-- start of Information provided --

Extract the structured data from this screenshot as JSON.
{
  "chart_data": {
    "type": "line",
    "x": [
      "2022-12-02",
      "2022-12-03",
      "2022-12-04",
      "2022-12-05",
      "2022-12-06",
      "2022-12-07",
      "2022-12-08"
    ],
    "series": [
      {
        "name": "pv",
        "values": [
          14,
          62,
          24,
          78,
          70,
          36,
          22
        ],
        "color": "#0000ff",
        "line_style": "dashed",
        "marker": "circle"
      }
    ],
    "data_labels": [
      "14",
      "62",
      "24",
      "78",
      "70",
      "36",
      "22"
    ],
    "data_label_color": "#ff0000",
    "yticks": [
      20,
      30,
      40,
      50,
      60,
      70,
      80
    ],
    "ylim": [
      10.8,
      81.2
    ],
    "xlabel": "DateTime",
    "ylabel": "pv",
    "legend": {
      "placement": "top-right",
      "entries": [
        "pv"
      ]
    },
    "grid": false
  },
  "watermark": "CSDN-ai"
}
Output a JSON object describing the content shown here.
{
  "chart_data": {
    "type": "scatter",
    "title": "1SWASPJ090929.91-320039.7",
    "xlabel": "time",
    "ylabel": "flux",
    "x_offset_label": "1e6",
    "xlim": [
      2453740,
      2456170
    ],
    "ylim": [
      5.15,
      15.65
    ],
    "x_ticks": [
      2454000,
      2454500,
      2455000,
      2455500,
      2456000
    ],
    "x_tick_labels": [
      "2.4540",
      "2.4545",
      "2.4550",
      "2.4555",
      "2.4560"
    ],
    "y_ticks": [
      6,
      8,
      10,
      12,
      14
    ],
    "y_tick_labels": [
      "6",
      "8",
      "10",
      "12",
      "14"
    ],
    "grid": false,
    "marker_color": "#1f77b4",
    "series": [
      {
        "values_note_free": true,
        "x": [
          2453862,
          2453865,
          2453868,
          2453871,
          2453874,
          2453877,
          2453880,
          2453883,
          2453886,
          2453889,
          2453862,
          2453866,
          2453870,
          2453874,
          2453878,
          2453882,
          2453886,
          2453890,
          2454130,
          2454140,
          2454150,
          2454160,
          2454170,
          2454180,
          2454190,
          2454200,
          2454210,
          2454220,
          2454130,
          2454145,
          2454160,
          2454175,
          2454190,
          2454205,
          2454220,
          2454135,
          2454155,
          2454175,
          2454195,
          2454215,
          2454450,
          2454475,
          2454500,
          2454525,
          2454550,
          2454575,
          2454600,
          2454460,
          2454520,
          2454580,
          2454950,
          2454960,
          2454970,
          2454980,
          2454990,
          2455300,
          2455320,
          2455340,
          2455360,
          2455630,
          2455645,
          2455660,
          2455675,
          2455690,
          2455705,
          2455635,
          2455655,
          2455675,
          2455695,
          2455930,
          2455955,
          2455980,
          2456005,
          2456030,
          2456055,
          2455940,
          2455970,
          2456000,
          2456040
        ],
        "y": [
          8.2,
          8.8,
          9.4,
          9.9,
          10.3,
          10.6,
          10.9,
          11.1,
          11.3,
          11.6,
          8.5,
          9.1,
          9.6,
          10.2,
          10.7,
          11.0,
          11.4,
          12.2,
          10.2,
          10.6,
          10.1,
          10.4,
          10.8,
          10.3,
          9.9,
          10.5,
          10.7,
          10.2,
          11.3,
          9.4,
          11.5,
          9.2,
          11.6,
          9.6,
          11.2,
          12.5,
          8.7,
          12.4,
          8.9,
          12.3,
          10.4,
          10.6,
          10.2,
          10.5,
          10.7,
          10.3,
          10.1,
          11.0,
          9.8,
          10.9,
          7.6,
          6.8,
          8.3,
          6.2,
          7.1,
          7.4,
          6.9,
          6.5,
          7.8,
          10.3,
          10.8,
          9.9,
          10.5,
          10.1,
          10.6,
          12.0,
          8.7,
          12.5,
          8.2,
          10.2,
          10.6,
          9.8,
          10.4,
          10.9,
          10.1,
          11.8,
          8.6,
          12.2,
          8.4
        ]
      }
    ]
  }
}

-- end of Information provided --

Work instructions ▸
Set down each entry again, unchanged.

Task answer ▸
Extract the structured data from this screenshot as JSON.
{
  "chart_data": {
    "type": "line",
    "x": [
      "2022-12-02",
      "2022-12-03",
      "2022-12-04",
      "2022-12-05",
      "2022-12-06",
      "2022-12-07",
      "2022-12-08"
    ],
    "series": [
      {
        "name": "pv",
        "values": [
          14,
          62,
          24,
          78,
          70,
          36,
          22
        ],
        "color": "#0000ff",
        "line_style": "dashed",
        "marker": "circle"
      }
    ],
    "data_labels": [
      "14",
      "62",
      "24",
      "78",
      "70",
      "36",
      "22"
    ],
    "data_label_color": "#ff0000",
    "yticks": [
      20,
      30,
      40,
      50,
      60,
      70,
      80
    ],
    "ylim": [
      10.8,
      81.2
    ],
    "xlabel": "DateTime",
    "ylabel": "pv",
    "legend": {
      "placement": "top-right",
      "entries": [
        "pv"
      ]
    },
    "grid": false
  },
  "watermark": "CSDN-ai"
}
Output a JSON object describing the content shown here.
{
  "chart_data": {
    "type": "scatter",
    "title": "1SWASPJ090929.91-320039.7",
    "xlabel": "time",
    "ylabel": "flux",
    "x_offset_label": "1e6",
    "xlim": [
      2453740,
      2456170
    ],
    "ylim": [
      5.15,
      15.65
    ],
    "x_ticks": [
      2454000,
      2454500,
      2455000,
      2455500,
      2456000
    ],
    "x_tick_labels": [
      "2.4540",
      "2.4545",
      "2.4550",
      "2.4555",
      "2.4560"
    ],
    "y_ticks": [
      6,
      8,
      10,
      12,
      14
    ],
    "y_tick_labels": [
      "6",
      "8",
      "10",
      "12",
      "14"
    ],
    "grid": false,
    "marker_color": "#1f77b4",
    "series": [
      {
        "values_note_free": true,
        "x": [
          2453862,
          2453865,
          2453868,
          2453871,
          2453874,
          2453877,
          2453880,
          2453883,
          2453886,
          2453889,
          2453862,
          2453866,
          2453870,
          2453874,
          2453878,
          2453882,
          2453886,
          2453890,
          2454130,
          2454140,
          2454150,
          2454160,
          2454170,
          2454180,
          2454190,
          2454200,
          2454210,
          2454220,
          2454130,
          2454145,
          2454160,
          2454175,
          2454190,
          2454205,
          2454220,
          2454135,
          2454155,
          2454175,
          2454195,
          2454215,
          2454450,
          2454475,
          2454500,
          2454525,
          2454550,
          2454575,
          2454600,
          2454460,
          2454520,
          2454580,
          2454950,
          2454960,
          2454970,
          2454980,
          2454990,
          2455300,
          2455320,
          2455340,
          2455360,
          2455630,
          2455645,
          2455660,
          2455675,
          2455690,
          2455705,
          2455635,
          2455655,
          2455675,
          2455695,
          2455930,
          2455955,
          2455980,
          2456005,
          2456030,
          2456055,
          2455940,
          2455970,
          2456000,
          2456040
        ],
        "y": [
          8.2,
          8.8,
          9.4,
          9.9,
          10.3,
          10.6,
          10.9,
          11.1,
          11.3,
          11.6,
          8.5,
          9.1,
          9.6,
          10.2,
          10.7,
          11.0,
          11.4,
          12.2,
          10.2,
          10.6,
          10.1,
          10.4,
          10.8,
          10.3,
          9.9,
          10.5,
          10.7,
          10.2,
          11.3,
          9.4,
          11.5,
          9.2,
          11.6,
          9.6,
          11.2,
          12.5,
          8.7,
          12.4,
          8.9,
          12.3,
          10.4,
          10.6,
          10.2,
          10.5,
          10.7,
          10.3,
          10.1,
          11.0,
          9.8,
          10.9,
          7.6,
          6.8,
          8.3,
          6.2,
          7.1,
          7.4,
          6.9,
          6.5,
          7.8,
          10.3,
          10.8,
          9.9,
          10.5,
          10.1,
          10.6,
          12.0,
          8.7,
          12.5,
          8.2,
          10.2,
          10.6,
          9.8,
          10.4,
          10.9,
          10.1,
          11.8,
          8.6,
          12.2,
          8.4
        ]
      }
    ]
  }
}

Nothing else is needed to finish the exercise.